Pick out the lines below that include the string "right".

>> Begin Provided data

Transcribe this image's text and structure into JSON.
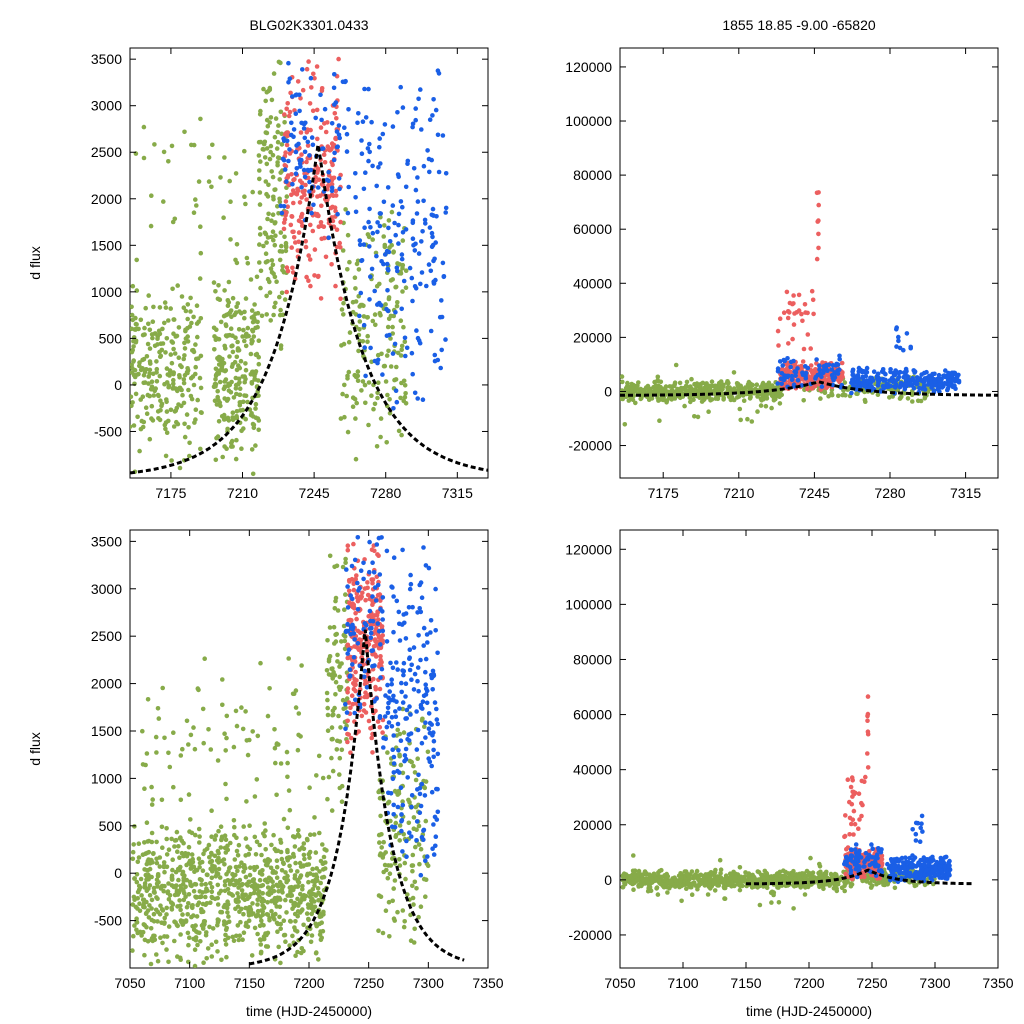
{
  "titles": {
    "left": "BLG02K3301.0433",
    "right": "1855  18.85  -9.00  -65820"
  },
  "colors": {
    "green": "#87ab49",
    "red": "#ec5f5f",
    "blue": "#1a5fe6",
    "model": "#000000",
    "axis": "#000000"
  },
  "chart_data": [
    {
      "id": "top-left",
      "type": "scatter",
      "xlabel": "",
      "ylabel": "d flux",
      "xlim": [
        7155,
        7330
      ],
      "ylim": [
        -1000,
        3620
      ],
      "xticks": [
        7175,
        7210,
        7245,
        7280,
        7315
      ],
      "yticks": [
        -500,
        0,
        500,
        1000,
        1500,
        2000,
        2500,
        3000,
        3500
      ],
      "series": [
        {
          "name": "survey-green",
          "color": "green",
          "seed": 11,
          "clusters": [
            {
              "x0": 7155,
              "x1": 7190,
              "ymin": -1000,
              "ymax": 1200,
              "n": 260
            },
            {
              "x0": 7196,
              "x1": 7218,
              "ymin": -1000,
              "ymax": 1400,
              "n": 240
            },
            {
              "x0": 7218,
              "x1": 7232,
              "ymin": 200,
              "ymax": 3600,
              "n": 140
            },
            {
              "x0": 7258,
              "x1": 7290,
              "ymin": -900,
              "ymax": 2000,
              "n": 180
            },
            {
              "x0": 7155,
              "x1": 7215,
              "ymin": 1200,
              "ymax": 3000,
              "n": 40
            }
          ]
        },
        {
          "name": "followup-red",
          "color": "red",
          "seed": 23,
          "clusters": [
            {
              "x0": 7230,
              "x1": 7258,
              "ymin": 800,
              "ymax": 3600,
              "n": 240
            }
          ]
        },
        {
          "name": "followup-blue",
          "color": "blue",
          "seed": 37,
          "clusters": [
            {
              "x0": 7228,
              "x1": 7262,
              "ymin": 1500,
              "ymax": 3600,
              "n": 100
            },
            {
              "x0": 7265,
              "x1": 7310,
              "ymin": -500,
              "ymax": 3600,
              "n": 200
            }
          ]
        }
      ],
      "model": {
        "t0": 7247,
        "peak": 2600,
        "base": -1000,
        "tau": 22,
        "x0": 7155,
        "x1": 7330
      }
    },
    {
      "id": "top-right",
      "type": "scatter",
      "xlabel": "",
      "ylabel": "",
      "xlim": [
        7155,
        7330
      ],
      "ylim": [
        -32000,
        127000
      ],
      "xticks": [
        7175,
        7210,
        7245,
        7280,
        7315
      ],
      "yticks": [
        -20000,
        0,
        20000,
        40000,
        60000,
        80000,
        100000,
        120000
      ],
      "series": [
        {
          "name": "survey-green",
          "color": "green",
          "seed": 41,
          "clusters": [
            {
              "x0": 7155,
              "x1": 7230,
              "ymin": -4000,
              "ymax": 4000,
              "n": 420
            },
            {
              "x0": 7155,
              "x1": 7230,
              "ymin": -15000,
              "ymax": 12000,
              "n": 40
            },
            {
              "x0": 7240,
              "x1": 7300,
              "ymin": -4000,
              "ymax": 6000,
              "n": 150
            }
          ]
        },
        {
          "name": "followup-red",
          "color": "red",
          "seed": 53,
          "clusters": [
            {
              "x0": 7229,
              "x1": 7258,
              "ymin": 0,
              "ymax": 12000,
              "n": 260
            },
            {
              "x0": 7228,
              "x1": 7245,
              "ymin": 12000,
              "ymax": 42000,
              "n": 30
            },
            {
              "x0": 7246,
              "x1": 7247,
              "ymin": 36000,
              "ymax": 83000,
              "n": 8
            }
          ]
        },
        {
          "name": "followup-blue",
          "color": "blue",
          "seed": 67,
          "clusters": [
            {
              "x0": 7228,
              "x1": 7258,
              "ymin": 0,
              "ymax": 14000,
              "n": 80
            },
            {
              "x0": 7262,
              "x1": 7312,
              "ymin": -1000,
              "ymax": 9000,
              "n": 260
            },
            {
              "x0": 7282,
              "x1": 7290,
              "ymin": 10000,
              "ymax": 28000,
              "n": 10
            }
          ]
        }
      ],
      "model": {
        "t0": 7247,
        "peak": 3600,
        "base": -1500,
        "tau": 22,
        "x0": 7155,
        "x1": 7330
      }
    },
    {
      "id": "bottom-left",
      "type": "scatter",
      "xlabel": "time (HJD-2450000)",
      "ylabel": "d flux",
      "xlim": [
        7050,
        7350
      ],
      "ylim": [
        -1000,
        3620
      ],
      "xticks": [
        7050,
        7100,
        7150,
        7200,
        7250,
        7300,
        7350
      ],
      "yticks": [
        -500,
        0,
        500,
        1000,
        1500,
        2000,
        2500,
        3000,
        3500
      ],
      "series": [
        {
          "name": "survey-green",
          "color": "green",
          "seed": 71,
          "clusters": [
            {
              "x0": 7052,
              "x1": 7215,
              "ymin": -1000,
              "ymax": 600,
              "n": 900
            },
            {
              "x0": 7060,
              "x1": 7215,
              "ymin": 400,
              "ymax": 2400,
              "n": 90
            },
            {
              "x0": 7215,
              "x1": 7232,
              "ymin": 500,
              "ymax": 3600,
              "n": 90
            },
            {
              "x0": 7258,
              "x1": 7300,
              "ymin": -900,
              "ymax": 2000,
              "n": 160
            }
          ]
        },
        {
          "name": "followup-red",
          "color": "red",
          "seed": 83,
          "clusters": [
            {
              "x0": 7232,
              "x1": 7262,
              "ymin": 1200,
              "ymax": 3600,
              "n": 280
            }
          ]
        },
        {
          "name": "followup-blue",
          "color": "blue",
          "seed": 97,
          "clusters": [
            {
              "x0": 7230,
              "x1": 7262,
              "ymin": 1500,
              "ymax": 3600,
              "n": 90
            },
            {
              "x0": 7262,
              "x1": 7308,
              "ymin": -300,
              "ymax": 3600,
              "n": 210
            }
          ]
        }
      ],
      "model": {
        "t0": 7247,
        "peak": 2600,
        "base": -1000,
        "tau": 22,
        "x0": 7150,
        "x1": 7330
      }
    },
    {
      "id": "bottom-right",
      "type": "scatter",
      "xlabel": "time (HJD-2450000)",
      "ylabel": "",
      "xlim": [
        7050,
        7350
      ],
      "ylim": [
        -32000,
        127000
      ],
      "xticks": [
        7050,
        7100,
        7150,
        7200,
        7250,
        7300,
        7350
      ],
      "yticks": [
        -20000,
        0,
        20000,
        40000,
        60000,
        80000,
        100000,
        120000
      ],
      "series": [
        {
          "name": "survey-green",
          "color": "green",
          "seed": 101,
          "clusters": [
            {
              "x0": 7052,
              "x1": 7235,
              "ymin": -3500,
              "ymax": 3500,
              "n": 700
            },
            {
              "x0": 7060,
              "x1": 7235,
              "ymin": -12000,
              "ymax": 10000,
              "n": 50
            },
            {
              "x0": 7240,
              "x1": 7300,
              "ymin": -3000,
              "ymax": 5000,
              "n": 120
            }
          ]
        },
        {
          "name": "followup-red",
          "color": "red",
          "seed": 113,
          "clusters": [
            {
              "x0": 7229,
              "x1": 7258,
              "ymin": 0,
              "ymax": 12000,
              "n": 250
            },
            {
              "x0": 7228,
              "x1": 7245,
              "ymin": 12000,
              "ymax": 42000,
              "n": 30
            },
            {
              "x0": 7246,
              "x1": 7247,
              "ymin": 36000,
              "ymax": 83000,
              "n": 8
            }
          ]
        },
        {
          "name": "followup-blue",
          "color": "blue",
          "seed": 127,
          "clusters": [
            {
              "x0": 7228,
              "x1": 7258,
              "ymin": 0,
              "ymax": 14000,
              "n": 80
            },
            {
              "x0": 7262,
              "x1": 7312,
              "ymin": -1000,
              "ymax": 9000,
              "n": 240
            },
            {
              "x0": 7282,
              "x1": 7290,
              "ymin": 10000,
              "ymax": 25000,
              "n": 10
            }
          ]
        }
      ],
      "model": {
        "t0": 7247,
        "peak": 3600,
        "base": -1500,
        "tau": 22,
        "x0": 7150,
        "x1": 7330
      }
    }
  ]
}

>> End Provided data

■ **Completed task**:
    "right": "1855  18.85  -9.00  -65820"
      "id": "top-right",
      "id": "bottom-right",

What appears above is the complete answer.